• EXTRACTED ENTRIES:

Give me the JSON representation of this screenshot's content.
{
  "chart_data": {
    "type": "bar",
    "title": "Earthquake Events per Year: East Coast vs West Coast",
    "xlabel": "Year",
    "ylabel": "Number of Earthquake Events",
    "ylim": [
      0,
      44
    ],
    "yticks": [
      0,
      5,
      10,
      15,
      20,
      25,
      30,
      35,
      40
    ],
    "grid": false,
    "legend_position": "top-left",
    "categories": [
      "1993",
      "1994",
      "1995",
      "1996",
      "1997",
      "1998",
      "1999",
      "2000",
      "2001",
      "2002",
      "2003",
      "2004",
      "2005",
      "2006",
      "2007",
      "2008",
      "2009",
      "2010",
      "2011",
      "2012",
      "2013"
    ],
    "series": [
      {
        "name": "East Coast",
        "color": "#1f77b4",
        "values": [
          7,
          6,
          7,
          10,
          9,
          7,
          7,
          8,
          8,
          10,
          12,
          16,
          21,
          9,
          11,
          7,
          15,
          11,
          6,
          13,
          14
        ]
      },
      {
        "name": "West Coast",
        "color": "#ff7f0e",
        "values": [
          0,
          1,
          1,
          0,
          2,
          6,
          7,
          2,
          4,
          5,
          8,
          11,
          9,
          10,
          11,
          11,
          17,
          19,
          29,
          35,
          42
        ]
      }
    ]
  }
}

• THE TASK:
Set down all of the entries exactly, please.

• SOLUTION TO THIS TASK:
Give me the JSON representation of this screenshot's content.
{
  "chart_data": {
    "type": "bar",
    "title": "Earthquake Events per Year: East Coast vs West Coast",
    "xlabel": "Year",
    "ylabel": "Number of Earthquake Events",
    "ylim": [
      0,
      44
    ],
    "yticks": [
      0,
      5,
      10,
      15,
      20,
      25,
      30,
      35,
      40
    ],
    "grid": false,
    "legend_position": "top-left",
    "categories": [
      "1993",
      "1994",
      "1995",
      "1996",
      "1997",
      "1998",
      "1999",
      "2000",
      "2001",
      "2002",
      "2003",
      "2004",
      "2005",
      "2006",
      "2007",
      "2008",
      "2009",
      "2010",
      "2011",
      "2012",
      "2013"
    ],
    "series": [
      {
        "name": "East Coast",
        "color": "#1f77b4",
        "values": [
          7,
          6,
          7,
          10,
          9,
          7,
          7,
          8,
          8,
          10,
          12,
          16,
          21,
          9,
          11,
          7,
          15,
          11,
          6,
          13,
          14
        ]
      },
      {
        "name": "West Coast",
        "color": "#ff7f0e",
        "values": [
          0,
          1,
          1,
          0,
          2,
          6,
          7,
          2,
          4,
          5,
          8,
          11,
          9,
          10,
          11,
          11,
          17,
          19,
          29,
          35,
          42
        ]
      }
    ]
  }
}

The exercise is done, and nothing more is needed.